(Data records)

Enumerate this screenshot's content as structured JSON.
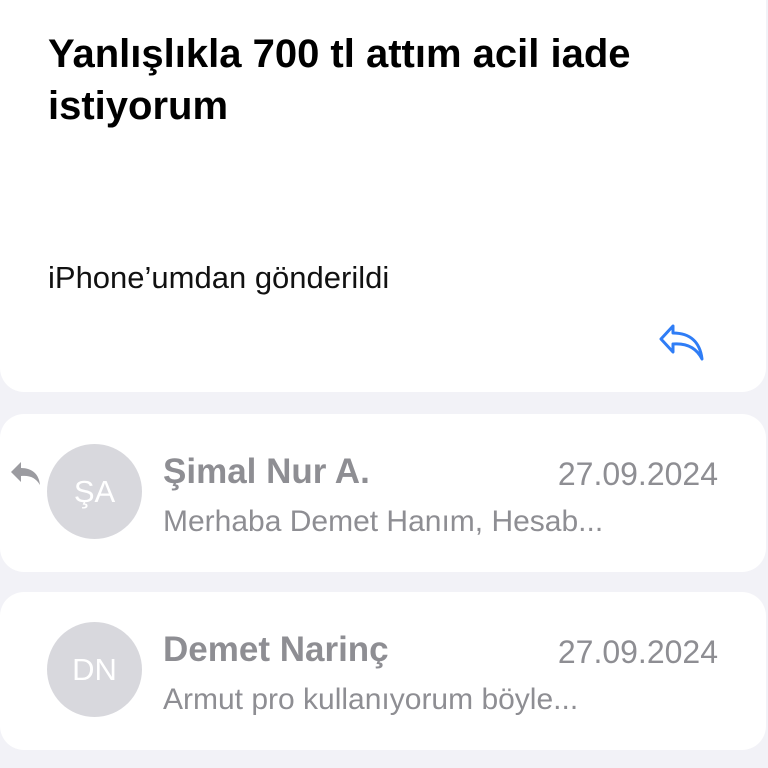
{
  "message": {
    "subject": "Yanlışlıkla 700 tl attım acil iade istiyorum",
    "body": "iPhone’umdan gönderildi",
    "reply_icon": "reply-arrow-icon",
    "accent_color": "#2f7df6"
  },
  "thread": [
    {
      "initials": "ŞA",
      "sender": "Şimal Nur A.",
      "date": "27.09.2024",
      "preview": "Merhaba Demet Hanım, Hesab...",
      "status_icon": "replied-arrow-icon"
    },
    {
      "initials": "DN",
      "sender": "Demet Narinç",
      "date": "27.09.2024",
      "preview": "Armut pro kullanıyorum böyle..."
    }
  ]
}
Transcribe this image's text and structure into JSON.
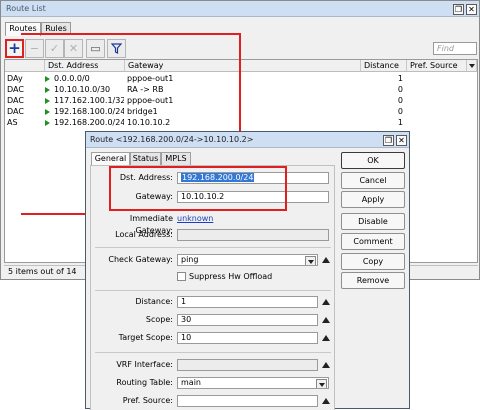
{
  "route_list": {
    "title": "Route List",
    "tabs": [
      "Routes",
      "Rules"
    ],
    "toolbar": {
      "add": "+",
      "remove": "−",
      "enable": "✓",
      "disable": "✕",
      "comment": "▭",
      "filter": "Y",
      "find_placeholder": "Find"
    },
    "columns": [
      "",
      "Dst. Address",
      "Gateway",
      "Distance",
      "Pref. Source"
    ],
    "rows": [
      {
        "flags": "DAy",
        "dst": "0.0.0.0/0",
        "gateway": "pppoe-out1",
        "distance": "1"
      },
      {
        "flags": "DAC",
        "dst": "10.10.10.0/30",
        "gateway": "RA -> RB",
        "distance": "0"
      },
      {
        "flags": "DAC",
        "dst": "117.162.100.1/32",
        "gateway": "pppoe-out1",
        "distance": "0"
      },
      {
        "flags": "DAC",
        "dst": "192.168.100.0/24",
        "gateway": "bridge1",
        "distance": "0"
      },
      {
        "flags": "AS",
        "dst": "192.168.200.0/24",
        "gateway": "10.10.10.2",
        "distance": "1"
      }
    ],
    "status": "5 items out of 14"
  },
  "dialog": {
    "title": "Route <192.168.200.0/24->10.10.10.2>",
    "tabs": [
      "General",
      "Status",
      "MPLS"
    ],
    "fields": {
      "dst_label": "Dst. Address:",
      "dst_value": "192.168.200.0/24",
      "gateway_label": "Gateway:",
      "gateway_value": "10.10.10.2",
      "imm_gw_label": "Immediate Gateway:",
      "imm_gw_value": "unknown",
      "local_label": "Local Address:",
      "check_gw_label": "Check Gateway:",
      "check_gw_value": "ping",
      "suppress_label": "Suppress Hw Offload",
      "distance_label": "Distance:",
      "distance_value": "1",
      "scope_label": "Scope:",
      "scope_value": "30",
      "target_scope_label": "Target Scope:",
      "target_scope_value": "10",
      "vrf_label": "VRF Interface:",
      "routing_table_label": "Routing Table:",
      "routing_table_value": "main",
      "pref_source_label": "Pref. Source:"
    },
    "buttons": [
      "OK",
      "Cancel",
      "Apply",
      "Disable",
      "Comment",
      "Copy",
      "Remove"
    ]
  },
  "colors": {
    "highlight": "#e02020",
    "title_bar": "#cfdff3",
    "selection": "#3378d6"
  }
}
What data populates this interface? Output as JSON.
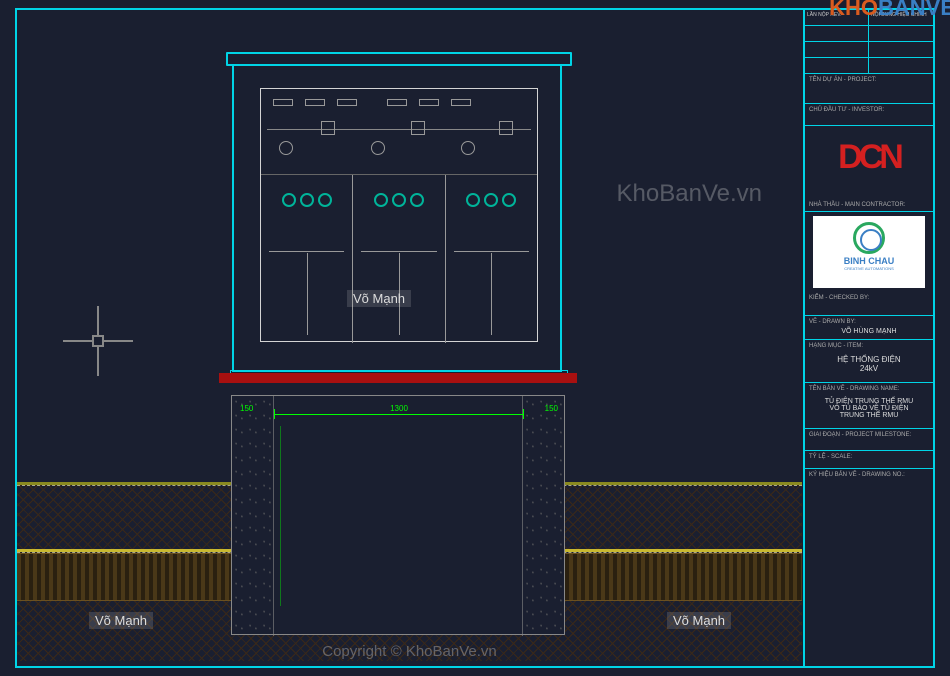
{
  "watermarks": {
    "logo_text_1": "KHO",
    "logo_text_2": "BANVE",
    "url": "KhoBanVe.vn",
    "copyright": "Copyright © KhoBanVe.vn"
  },
  "author_tags": {
    "tag": "Võ Mạnh"
  },
  "title_block": {
    "top_labels": {
      "r1c1": "LẦN NỘP REV.",
      "r1c2": "NỘI DUNG HIỆU CHỈNH"
    },
    "project_label": "TÊN DỰ ÁN - PROJECT:",
    "owner_label": "CHỦ ĐẦU TƯ - INVESTOR:",
    "consultant_label": "NHÀ THẦU - MAIN CONTRACTOR:",
    "dcn_logo": "DCN",
    "bc_name": "BINH CHAU",
    "bc_sub": "CREATIVE AUTOMATIONS",
    "check_label": "KIỂM - CHECKED BY:",
    "draw_label": "VẼ - DRAWN BY:",
    "draw_value": "VÕ HÙNG MẠNH",
    "item_label": "HẠNG MỤC - ITEM:",
    "item_value_1": "HỆ THỐNG ĐIỆN",
    "item_value_2": "24kV",
    "dwg_label": "TÊN BẢN VẼ - DRAWING NAME:",
    "dwg_value_1": "TỦ ĐIỆN TRUNG THẾ RMU",
    "dwg_value_2": "VỎ TỦ BẢO VỆ TỦ ĐIỆN",
    "dwg_value_3": "TRUNG THẾ RMU",
    "milestone_label": "GIAI ĐOẠN - PROJECT MILESTONE:",
    "scale_label": "TỶ LỆ - SCALE:",
    "dwgno_label": "KÝ HIỆU BẢN VẼ - DRAWING NO.:"
  },
  "dimensions": {
    "pit_width": "1300",
    "wall_l": "150",
    "wall_r": "150"
  }
}
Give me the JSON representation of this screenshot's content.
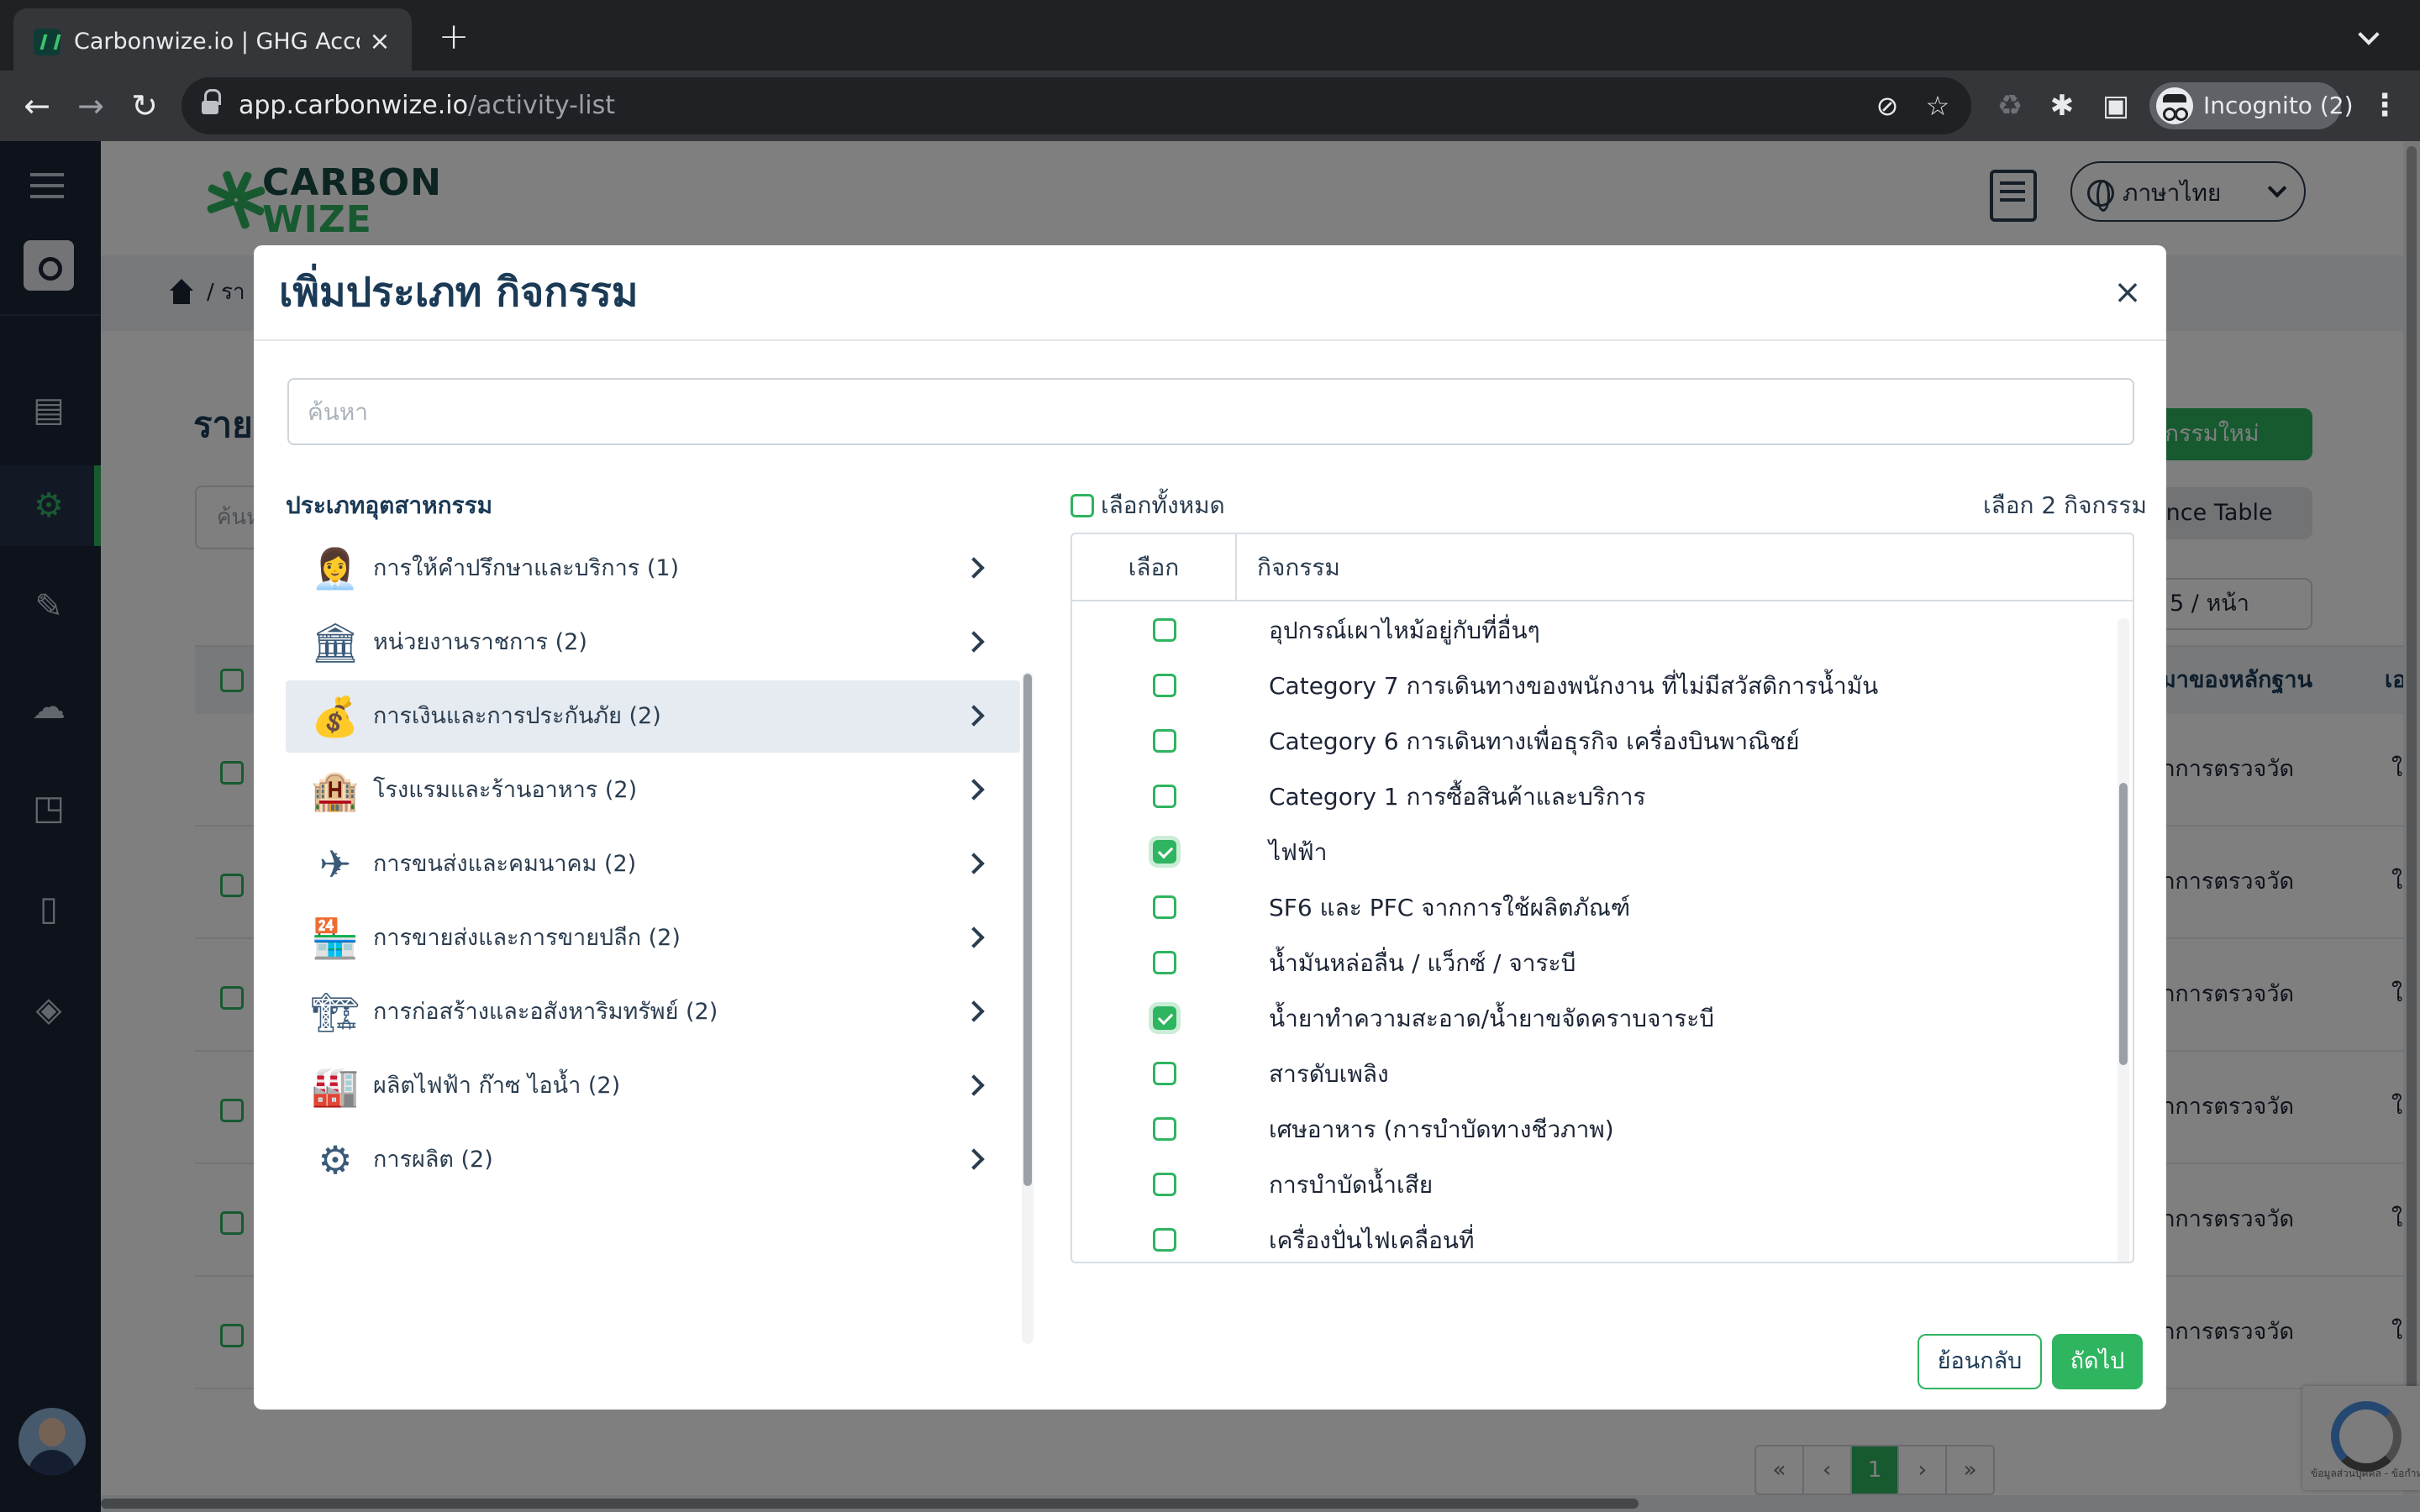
{
  "browser": {
    "tab_title": "Carbonwize.io | GHG Accounti",
    "tab_close": "×",
    "new_tab": "+",
    "url_host": "app.carbonwize.io",
    "url_path": "/activity-list",
    "back": "←",
    "forward": "→",
    "reload": "↻",
    "incognito_label": "Incognito (2)",
    "menu": "⋮",
    "icons": [
      "eye-off-icon",
      "star-icon",
      "recycle-icon",
      "puzzle-icon",
      "sidepanel-icon",
      "incognito-icon"
    ]
  },
  "app": {
    "logo_line1": "CARBON",
    "logo_line2": "WIZE",
    "language": "ภาษาไทย",
    "breadcrumb_partial": "/ รา",
    "page_title_partial": "ราย",
    "search_placeholder_partial": "ค้นห",
    "new_activity_partial": "รกิจกรรมใหม่",
    "advance_table_partial": "dvance Table",
    "per_page_partial": "5 / หน้า",
    "col_evidence_partial": "มาของหลักฐาน",
    "col_extra_partial": "เอ",
    "row_value_partial": "กการตรวจวัด",
    "row_value_extra_partial": "ใบ",
    "row_count": 6,
    "pager": [
      "«",
      "‹",
      "1",
      "›",
      "»"
    ],
    "recaptcha_text": "ข้อมูลส่วนบุคคล - ข้อกำหนด",
    "accent_color": "#2fb460",
    "sidebar_color": "#1c2536"
  },
  "modal": {
    "title": "เพิ่มประเภท กิจกรรม",
    "close": "×",
    "search_placeholder": "ค้นหา",
    "search_value": "",
    "industry_heading": "ประเภทอุตสาหกรรม",
    "industries": [
      {
        "label": "การให้คำปรึกษาและบริการ (1)",
        "icon": "consultant-icon",
        "active": false
      },
      {
        "label": "หน่วยงานราชการ (2)",
        "icon": "government-icon",
        "active": false
      },
      {
        "label": "การเงินและการประกันภัย (2)",
        "icon": "finance-icon",
        "active": true
      },
      {
        "label": "โรงแรมและร้านอาหาร (2)",
        "icon": "hotel-icon",
        "active": false
      },
      {
        "label": "การขนส่งและคมนาคม (2)",
        "icon": "transport-icon",
        "active": false
      },
      {
        "label": "การขายส่งและการขายปลีก (2)",
        "icon": "retail-icon",
        "active": false
      },
      {
        "label": "การก่อสร้างและอสังหาริมทรัพย์ (2)",
        "icon": "construction-icon",
        "active": false
      },
      {
        "label": "ผลิตไฟฟ้า ก๊าซ ไอน้ำ (2)",
        "icon": "power-plant-icon",
        "active": false
      },
      {
        "label": "การผลิต (2)",
        "icon": "manufacturing-icon",
        "active": false
      }
    ],
    "select_all_label": "เลือกทั้งหมด",
    "selected_count": "เลือก 2 กิจกรรม",
    "col_select": "เลือก",
    "col_activity": "กิจกรรม",
    "activities": [
      {
        "name": "อุปกรณ์เผาไหม้อยู่กับที่อื่นๆ",
        "checked": false
      },
      {
        "name": "Category 7 การเดินทางของพนักงาน ที่ไม่มีสวัสดิการน้ำมัน",
        "checked": false
      },
      {
        "name": "Category 6 การเดินทางเพื่อธุรกิจ เครื่องบินพาณิชย์",
        "checked": false
      },
      {
        "name": "Category 1 การซื้อสินค้าและบริการ",
        "checked": false
      },
      {
        "name": "ไฟฟ้า",
        "checked": true
      },
      {
        "name": "SF6 และ PFC จากการใช้ผลิตภัณฑ์",
        "checked": false
      },
      {
        "name": "น้ำมันหล่อลื่น / แว็กซ์ / จาระบี",
        "checked": false
      },
      {
        "name": "น้ำยาทำความสะอาด/น้ำยาขจัดคราบจาระบี",
        "checked": true
      },
      {
        "name": "สารดับเพลิง",
        "checked": false
      },
      {
        "name": "เศษอาหาร (การบำบัดทางชีวภาพ)",
        "checked": false
      },
      {
        "name": "การบำบัดน้ำเสีย",
        "checked": false
      },
      {
        "name": "เครื่องปั่นไฟเคลื่อนที่",
        "checked": false
      }
    ],
    "back_label": "ย้อนกลับ",
    "next_label": "ถัดไป"
  }
}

SET TASK - Count the lines of the material that include the word "this", then report only the total.

SOLUTION - 4